- _PROBLEM DESCRIPTION_
All of the records below need to be copied exactly.

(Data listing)
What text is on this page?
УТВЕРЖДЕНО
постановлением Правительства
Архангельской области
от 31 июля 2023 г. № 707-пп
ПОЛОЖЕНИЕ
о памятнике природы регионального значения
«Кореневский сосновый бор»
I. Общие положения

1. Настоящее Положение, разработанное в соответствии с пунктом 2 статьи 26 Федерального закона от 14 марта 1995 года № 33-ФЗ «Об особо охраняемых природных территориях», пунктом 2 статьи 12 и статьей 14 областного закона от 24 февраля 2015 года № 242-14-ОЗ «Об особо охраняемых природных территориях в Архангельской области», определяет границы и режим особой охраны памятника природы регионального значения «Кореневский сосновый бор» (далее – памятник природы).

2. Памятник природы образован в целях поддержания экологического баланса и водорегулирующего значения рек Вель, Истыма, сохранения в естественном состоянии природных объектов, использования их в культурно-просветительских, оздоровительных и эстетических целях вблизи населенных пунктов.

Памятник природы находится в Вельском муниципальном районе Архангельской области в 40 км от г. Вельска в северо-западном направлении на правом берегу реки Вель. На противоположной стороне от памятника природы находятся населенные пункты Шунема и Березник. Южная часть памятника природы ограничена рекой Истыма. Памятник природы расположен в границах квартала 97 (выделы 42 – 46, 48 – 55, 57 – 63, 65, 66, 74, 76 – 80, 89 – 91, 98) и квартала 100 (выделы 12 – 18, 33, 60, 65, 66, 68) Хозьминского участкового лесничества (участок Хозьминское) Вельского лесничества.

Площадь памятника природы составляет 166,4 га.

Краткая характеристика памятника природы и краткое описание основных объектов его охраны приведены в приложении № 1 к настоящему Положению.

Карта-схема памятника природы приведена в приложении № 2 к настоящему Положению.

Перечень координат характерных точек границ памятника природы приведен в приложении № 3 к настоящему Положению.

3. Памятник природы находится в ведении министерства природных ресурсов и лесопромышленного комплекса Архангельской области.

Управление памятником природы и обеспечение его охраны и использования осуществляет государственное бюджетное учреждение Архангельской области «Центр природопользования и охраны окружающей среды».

- _ANSWER FOR THIS EXERCISE_
What text is on this page?
УТВЕРЖДЕНО
постановлением Правительства
Архангельской области
от 31 июля 2023 г. № 707-пп
ПОЛОЖЕНИЕ
о памятнике природы регионального значения
«Кореневский сосновый бор»
I. Общие положения

1. Настоящее Положение, разработанное в соответствии с пунктом 2 статьи 26 Федерального закона от 14 марта 1995 года № 33-ФЗ «Об особо охраняемых природных территориях», пунктом 2 статьи 12 и статьей 14 областного закона от 24 февраля 2015 года № 242-14-ОЗ «Об особо охраняемых природных территориях в Архангельской области», определяет границы и режим особой охраны памятника природы регионального значения «Кореневский сосновый бор» (далее – памятник природы).

2. Памятник природы образован в целях поддержания экологического баланса и водорегулирующего значения рек Вель, Истыма, сохранения в естественном состоянии природных объектов, использования их в культурно-просветительских, оздоровительных и эстетических целях вблизи населенных пунктов.

Памятник природы находится в Вельском муниципальном районе Архангельской области в 40 км от г. Вельска в северо-западном направлении на правом берегу реки Вель. На противоположной стороне от памятника природы находятся населенные пункты Шунема и Березник. Южная часть памятника природы ограничена рекой Истыма. Памятник природы расположен в границах квартала 97 (выделы 42 – 46, 48 – 55, 57 – 63, 65, 66, 74, 76 – 80, 89 – 91, 98) и квартала 100 (выделы 12 – 18, 33, 60, 65, 66, 68) Хозьминского участкового лесничества (участок Хозьминское) Вельского лесничества.

Площадь памятника природы составляет 166,4 га.

Краткая характеристика памятника природы и краткое описание основных объектов его охраны приведены в приложении № 1 к настоящему Положению.

Карта-схема памятника природы приведена в приложении № 2 к настоящему Положению.

Перечень координат характерных точек границ памятника природы приведен в приложении № 3 к настоящему Положению.

3. Памятник природы находится в ведении министерства природных ресурсов и лесопромышленного комплекса Архангельской области.

Управление памятником природы и обеспечение его охраны и использования осуществляет государственное бюджетное учреждение Архангельской области «Центр природопользования и охраны окружающей среды».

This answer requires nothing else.